> **Dataset rows**:

%%

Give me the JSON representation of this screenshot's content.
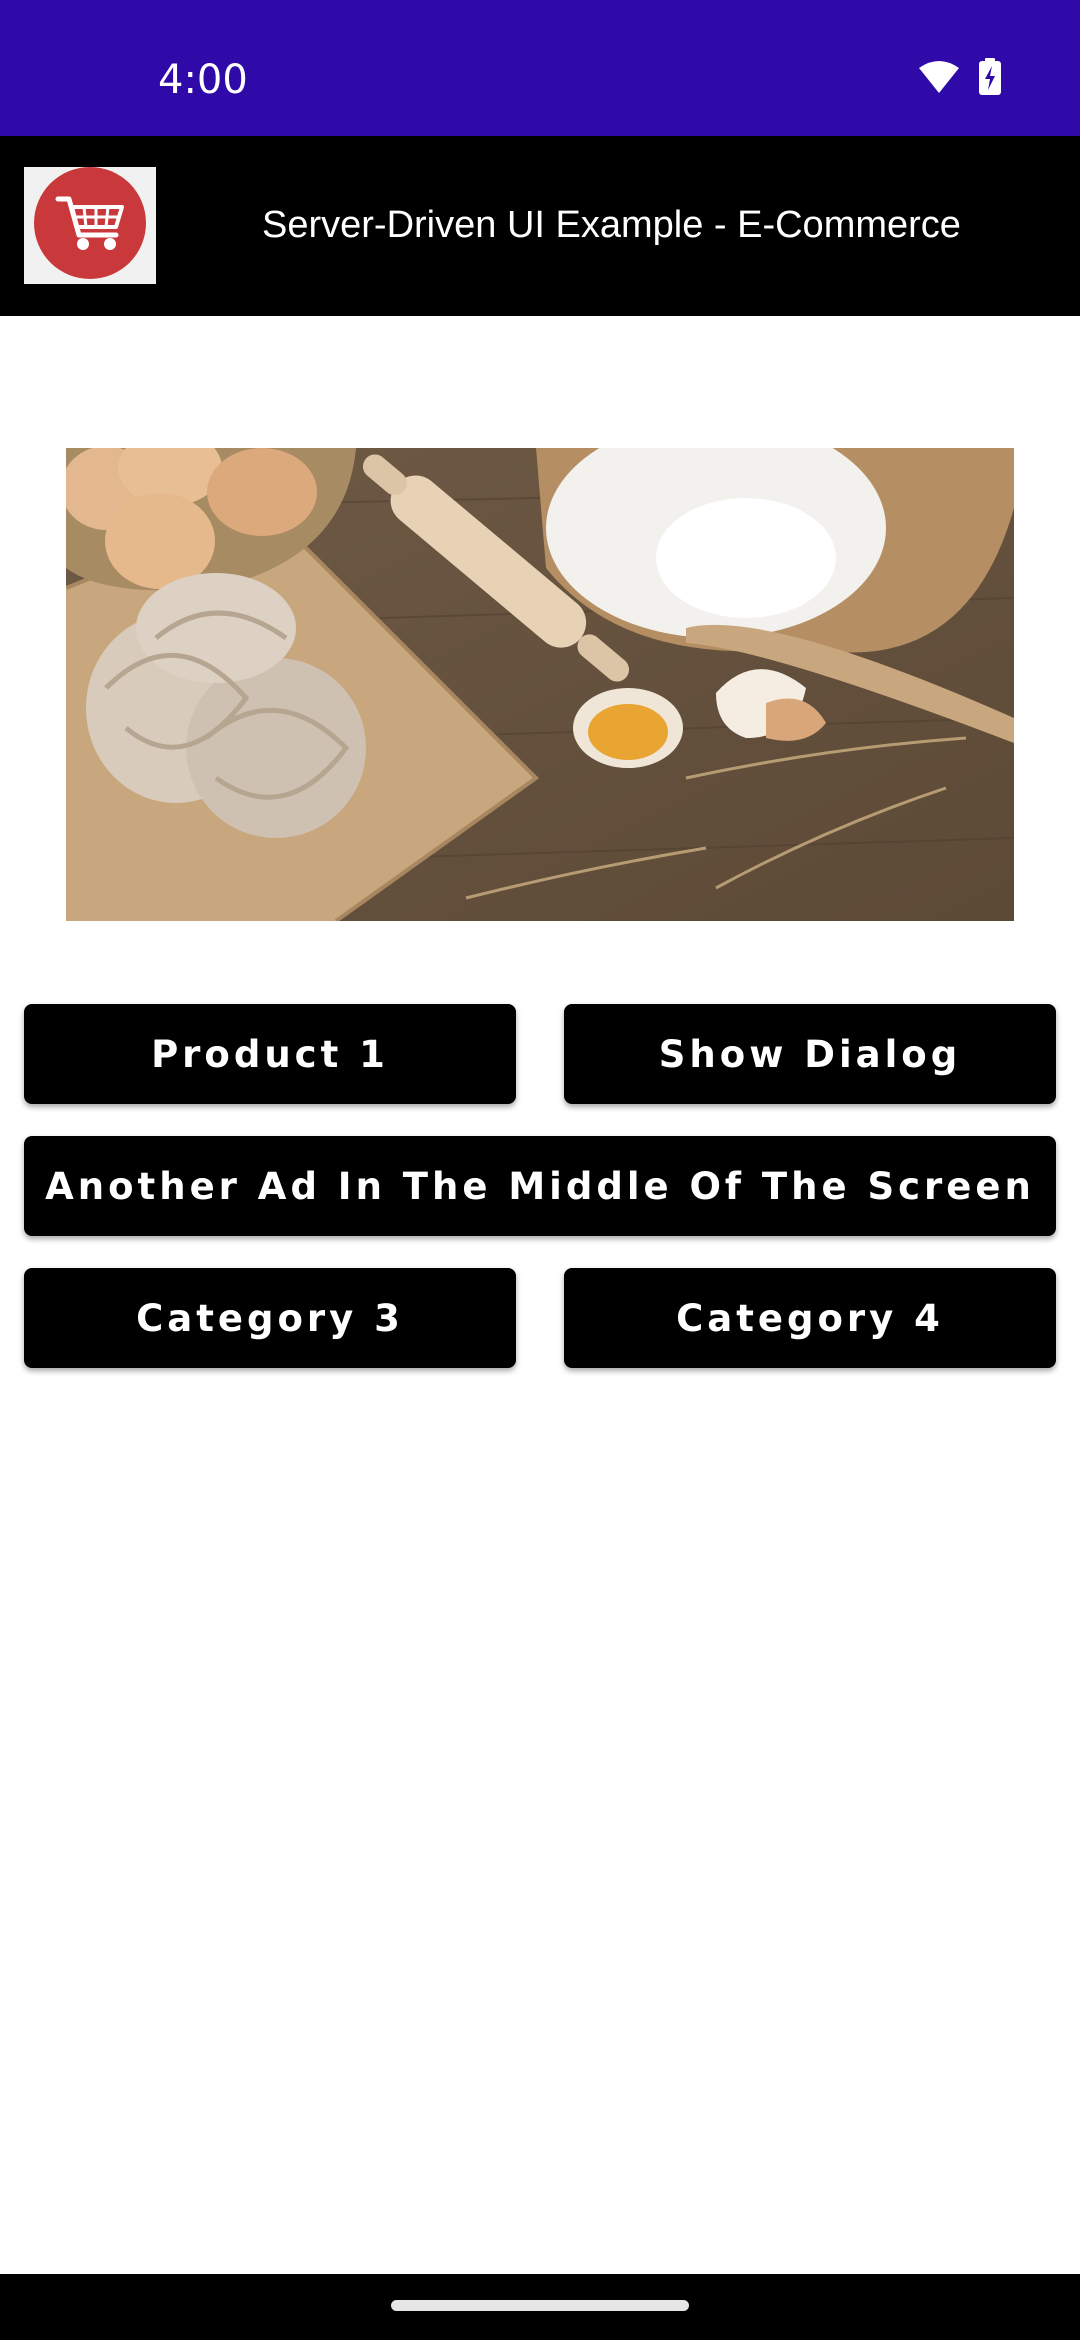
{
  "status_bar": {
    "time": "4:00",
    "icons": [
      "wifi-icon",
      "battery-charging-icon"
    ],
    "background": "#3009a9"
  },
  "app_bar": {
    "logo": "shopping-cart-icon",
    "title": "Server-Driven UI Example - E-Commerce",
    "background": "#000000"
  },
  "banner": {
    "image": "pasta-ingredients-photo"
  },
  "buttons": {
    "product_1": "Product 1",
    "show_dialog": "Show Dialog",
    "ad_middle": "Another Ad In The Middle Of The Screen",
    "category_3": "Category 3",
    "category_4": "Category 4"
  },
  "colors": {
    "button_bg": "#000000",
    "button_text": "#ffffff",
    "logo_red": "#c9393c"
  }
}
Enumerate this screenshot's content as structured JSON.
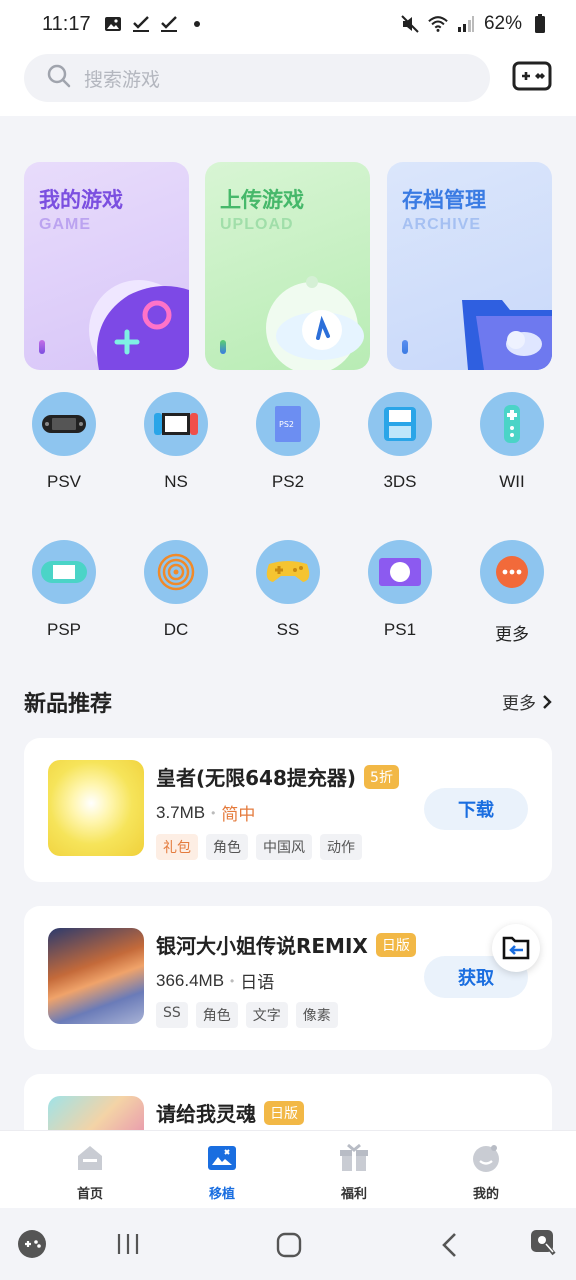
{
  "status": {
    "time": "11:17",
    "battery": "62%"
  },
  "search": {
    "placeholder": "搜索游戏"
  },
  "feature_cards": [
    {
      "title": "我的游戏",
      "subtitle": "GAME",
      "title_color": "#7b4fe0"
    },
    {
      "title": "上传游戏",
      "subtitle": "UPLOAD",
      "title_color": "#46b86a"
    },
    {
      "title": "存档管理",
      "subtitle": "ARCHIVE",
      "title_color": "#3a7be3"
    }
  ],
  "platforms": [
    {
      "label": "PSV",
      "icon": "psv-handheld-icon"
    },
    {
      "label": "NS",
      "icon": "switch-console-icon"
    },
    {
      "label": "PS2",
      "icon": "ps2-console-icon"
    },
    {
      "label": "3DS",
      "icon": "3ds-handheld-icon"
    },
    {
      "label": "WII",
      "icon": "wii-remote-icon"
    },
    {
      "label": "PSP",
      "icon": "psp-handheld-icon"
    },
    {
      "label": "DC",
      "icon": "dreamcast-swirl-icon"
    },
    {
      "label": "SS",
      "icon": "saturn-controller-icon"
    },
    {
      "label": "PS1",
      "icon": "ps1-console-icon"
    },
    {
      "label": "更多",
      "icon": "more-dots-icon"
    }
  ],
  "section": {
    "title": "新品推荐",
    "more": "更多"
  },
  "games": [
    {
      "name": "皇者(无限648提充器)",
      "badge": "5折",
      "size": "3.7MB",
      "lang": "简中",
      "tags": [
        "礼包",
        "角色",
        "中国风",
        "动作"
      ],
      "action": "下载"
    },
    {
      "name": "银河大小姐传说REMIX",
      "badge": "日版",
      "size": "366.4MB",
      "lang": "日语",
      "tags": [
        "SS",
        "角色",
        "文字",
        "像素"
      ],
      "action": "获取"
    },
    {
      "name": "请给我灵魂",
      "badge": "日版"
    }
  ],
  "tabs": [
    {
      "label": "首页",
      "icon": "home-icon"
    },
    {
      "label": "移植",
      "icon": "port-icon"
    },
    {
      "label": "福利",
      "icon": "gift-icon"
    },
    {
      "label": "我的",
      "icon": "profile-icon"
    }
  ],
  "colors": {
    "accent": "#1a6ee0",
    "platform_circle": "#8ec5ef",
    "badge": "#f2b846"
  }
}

%%
%%

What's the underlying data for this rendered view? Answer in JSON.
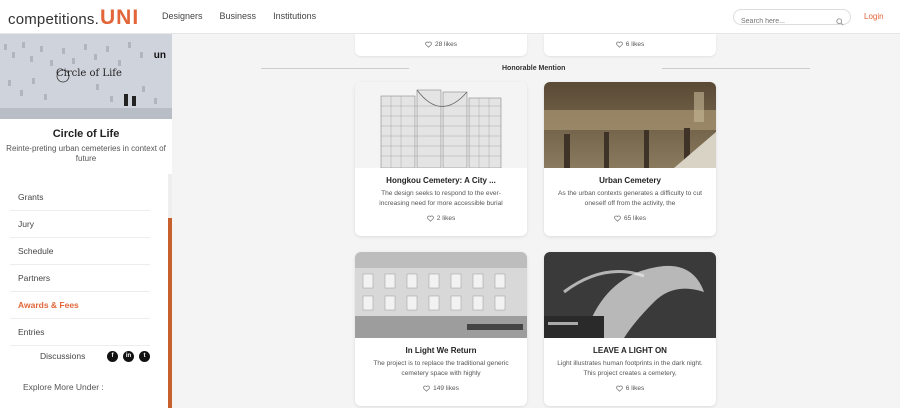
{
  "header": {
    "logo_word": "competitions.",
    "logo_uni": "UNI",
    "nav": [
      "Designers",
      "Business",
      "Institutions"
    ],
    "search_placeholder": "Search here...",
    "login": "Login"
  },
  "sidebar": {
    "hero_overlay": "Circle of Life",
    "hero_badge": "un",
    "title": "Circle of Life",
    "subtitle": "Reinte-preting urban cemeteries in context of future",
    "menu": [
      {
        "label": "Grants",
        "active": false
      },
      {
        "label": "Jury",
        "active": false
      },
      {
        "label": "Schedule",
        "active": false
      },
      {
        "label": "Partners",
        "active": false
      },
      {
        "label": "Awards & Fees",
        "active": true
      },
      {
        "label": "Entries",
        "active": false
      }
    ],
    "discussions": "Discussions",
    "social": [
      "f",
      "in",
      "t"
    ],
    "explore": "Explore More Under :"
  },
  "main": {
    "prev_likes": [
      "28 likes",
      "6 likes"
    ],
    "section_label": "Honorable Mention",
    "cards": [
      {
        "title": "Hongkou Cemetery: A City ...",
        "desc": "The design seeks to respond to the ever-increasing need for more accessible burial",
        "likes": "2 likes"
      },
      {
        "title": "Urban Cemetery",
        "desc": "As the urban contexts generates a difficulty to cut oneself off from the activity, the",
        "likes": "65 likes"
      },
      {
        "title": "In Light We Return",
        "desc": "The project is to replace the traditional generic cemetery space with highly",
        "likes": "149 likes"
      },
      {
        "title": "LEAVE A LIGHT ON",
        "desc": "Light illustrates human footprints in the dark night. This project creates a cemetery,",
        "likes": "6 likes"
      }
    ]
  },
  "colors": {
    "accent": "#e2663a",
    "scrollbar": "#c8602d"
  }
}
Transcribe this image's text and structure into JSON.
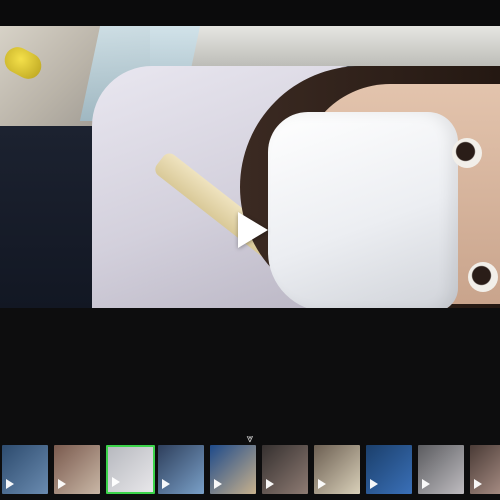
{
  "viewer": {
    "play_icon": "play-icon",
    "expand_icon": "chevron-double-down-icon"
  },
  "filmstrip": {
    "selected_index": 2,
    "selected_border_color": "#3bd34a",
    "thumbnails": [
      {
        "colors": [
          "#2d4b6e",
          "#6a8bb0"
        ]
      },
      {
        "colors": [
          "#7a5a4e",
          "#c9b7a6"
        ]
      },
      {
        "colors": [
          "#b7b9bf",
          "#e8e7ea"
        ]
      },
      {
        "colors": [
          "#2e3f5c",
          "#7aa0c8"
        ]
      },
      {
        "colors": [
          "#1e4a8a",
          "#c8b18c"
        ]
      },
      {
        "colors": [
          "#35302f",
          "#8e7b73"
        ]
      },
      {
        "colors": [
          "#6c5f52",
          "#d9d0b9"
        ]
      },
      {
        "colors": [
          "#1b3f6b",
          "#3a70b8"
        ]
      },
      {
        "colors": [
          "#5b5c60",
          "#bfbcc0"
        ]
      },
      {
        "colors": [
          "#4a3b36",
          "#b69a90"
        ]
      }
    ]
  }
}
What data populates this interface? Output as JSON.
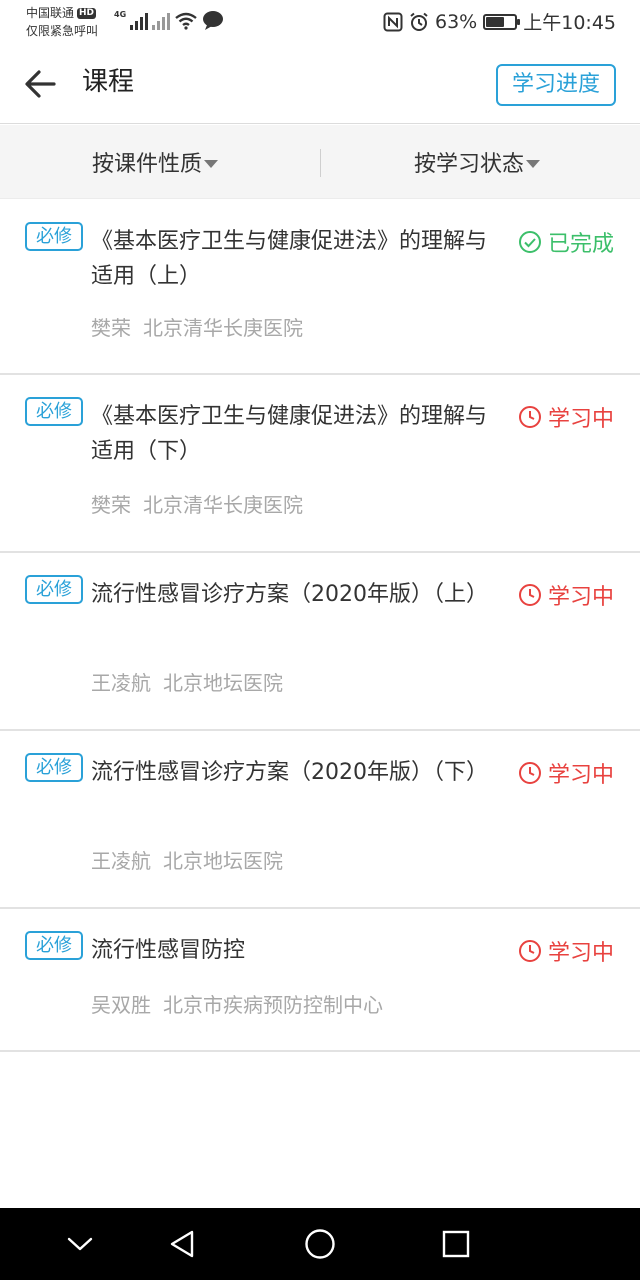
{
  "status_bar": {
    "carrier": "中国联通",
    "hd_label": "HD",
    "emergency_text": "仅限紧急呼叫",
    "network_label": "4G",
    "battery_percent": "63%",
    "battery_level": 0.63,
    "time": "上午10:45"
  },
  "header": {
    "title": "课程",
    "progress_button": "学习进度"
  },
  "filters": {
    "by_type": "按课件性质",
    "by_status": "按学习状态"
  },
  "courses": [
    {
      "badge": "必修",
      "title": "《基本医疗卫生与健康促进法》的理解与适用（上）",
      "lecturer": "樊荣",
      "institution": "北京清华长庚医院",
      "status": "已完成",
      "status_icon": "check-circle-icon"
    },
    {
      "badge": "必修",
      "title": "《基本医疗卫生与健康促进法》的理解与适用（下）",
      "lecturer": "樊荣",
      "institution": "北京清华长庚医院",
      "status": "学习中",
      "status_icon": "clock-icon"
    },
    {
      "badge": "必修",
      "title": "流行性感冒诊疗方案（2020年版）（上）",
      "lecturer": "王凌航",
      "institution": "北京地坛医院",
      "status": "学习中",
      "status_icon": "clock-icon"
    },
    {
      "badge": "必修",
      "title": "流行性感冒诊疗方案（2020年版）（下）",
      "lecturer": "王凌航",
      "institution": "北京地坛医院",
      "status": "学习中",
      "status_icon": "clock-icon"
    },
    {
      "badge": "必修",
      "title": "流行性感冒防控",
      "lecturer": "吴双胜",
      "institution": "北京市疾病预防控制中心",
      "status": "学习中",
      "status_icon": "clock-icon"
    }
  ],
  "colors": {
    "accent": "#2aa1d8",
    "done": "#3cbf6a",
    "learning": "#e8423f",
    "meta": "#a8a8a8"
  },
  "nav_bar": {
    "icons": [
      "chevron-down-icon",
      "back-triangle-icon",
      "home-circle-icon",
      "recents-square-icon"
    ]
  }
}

%%
%%

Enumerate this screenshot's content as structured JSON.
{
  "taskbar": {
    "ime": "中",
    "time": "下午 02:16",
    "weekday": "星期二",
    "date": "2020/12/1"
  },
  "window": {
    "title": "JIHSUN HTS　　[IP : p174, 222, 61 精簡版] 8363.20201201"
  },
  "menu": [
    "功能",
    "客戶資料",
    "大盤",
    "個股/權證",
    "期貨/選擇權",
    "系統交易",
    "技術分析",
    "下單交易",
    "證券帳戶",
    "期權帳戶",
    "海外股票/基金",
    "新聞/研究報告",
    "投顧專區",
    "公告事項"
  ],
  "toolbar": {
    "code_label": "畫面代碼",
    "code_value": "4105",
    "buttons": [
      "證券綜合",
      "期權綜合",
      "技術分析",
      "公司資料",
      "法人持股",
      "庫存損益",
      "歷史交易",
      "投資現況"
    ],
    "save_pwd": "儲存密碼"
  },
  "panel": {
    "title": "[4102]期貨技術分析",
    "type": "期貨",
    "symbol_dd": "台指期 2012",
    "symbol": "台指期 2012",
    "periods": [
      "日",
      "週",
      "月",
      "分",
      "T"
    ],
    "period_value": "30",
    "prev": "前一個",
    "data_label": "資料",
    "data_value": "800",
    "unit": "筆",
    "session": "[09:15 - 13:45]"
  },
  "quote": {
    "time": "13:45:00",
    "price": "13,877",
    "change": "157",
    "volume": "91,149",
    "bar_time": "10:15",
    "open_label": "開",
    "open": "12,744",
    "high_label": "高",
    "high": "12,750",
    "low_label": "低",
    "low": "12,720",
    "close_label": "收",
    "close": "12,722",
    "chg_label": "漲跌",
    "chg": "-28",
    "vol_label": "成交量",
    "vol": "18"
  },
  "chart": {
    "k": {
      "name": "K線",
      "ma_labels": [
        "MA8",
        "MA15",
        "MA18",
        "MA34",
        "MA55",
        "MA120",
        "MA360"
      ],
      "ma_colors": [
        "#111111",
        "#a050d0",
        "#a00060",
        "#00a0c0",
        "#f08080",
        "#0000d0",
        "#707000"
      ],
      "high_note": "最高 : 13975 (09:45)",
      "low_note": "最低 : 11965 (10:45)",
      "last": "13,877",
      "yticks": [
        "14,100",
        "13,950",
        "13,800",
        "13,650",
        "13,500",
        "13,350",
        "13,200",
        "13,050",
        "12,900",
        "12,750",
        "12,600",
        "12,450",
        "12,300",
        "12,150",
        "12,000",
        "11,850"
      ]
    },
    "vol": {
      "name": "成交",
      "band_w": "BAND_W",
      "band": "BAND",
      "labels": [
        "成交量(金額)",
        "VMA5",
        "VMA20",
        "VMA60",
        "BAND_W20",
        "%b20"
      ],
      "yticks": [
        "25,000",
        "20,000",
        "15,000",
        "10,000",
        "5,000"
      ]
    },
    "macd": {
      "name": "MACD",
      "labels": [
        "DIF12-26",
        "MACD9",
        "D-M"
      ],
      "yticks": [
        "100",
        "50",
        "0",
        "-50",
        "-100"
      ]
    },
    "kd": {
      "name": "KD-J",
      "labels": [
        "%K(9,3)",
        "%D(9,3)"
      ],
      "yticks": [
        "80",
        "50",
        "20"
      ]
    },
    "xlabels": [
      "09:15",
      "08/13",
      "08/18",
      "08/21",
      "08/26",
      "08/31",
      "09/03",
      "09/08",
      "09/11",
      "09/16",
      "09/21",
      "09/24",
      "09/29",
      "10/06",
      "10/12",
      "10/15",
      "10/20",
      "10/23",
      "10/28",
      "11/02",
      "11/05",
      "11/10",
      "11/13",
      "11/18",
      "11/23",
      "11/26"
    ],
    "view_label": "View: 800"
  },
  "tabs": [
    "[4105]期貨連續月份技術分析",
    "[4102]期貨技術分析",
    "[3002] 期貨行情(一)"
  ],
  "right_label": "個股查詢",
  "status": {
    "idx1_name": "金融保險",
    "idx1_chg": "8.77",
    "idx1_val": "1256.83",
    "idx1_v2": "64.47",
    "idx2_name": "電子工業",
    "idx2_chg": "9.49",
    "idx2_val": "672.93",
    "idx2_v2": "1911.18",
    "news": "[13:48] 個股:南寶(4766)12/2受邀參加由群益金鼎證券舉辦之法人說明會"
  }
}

%%

> **PROBLEM DESCRIPTION**:
Copy out each line of the records where the string "background" appears.

> **COMPLETE RESPONSE**:
    "background": "#3009a9"
    "background": "#000000"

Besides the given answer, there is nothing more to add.